I think, in almost all cases user preference data may be stored in a cookie with (almost) equally good results as when the User Profile API is used. Disadvantages of using cookies (for authenticated users) seem to be that a cookie can be deleted or time-out, in which case the user preference data will be lost. For anonymous users, if the preferences data needs to be persisted across sessions then a cookie will have to be used even when User Profiles are used.
So what are some of the biggest advantages/disadvanges of using either User Profiles or cookies for storing user preferences?
One of the benefits of registering on a site is that it remembers my preferences - if you're storing that information in a cookie on my machine instead of on your server then when I log into your site from another computer, I've got to set all my preferences up again - from a usability point of view, this is fairly bad.

> [Dataset excerpt]
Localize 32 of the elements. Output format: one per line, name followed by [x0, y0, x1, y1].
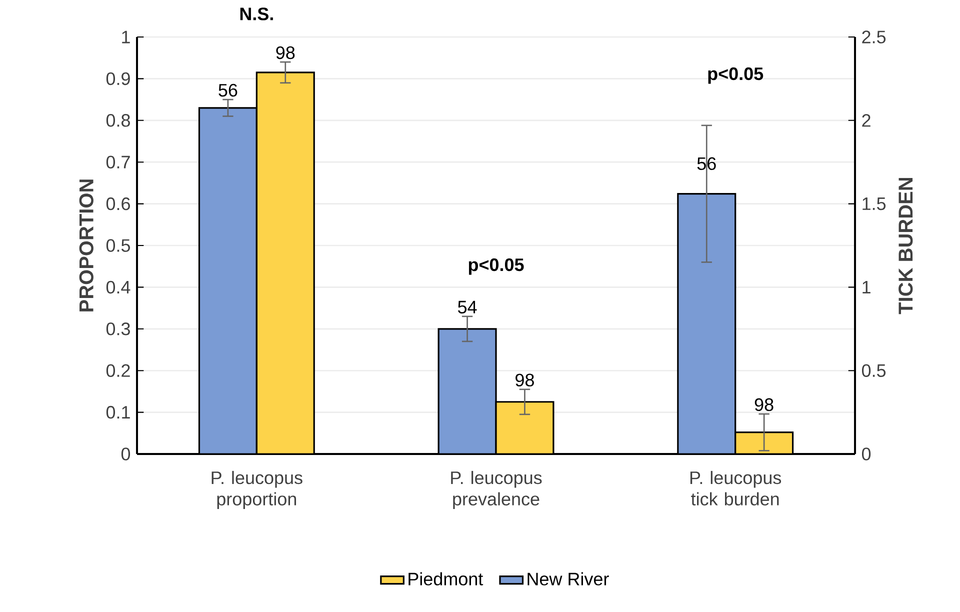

> [Instructions to follow] Please pick up the text on storing user preferences in cookies versus user profiles and continue it after its last sentence.

> [Result of the task]
For an anonymous user, storing the prefs in a cookie may seem fairly sensible - you don't know who they are, or whether they will comeback, and as you state, you can't work out from one session to the next who they are - however you'd probably be better off storing some sort of token in the cookie and mapping that to a preferences store on the server.
Also, I've noticed different browsers have different implementations for cookies - for example IE can now receive 50 cookies from one domain (up from the original 20), but it is still limited to a total of 4096 bytes for the entire cookie collection (and previous) - other browsers will support 4KB per cookie, rather than per domain.
Another disadvantage to holding all the preference data in cookies is that all of that data will have to be sent in every request from the client and in any response from the server whenever a change to the data is made. Whilst this may seem like a minor point in the age of broadband it is still an additional overhead. Using the Profiles API meands that the data is held at the server and only a session identification cookie needs to be sent by the browser.
Also, as you stated, for anonymous users if cookies are deleted then the user preferences held in the Profiles DB will no longer be accessible. However this will not be the case with registered users of your website. If they remove their cookies the server will still be able to retrieve their user preferences the next time they log in.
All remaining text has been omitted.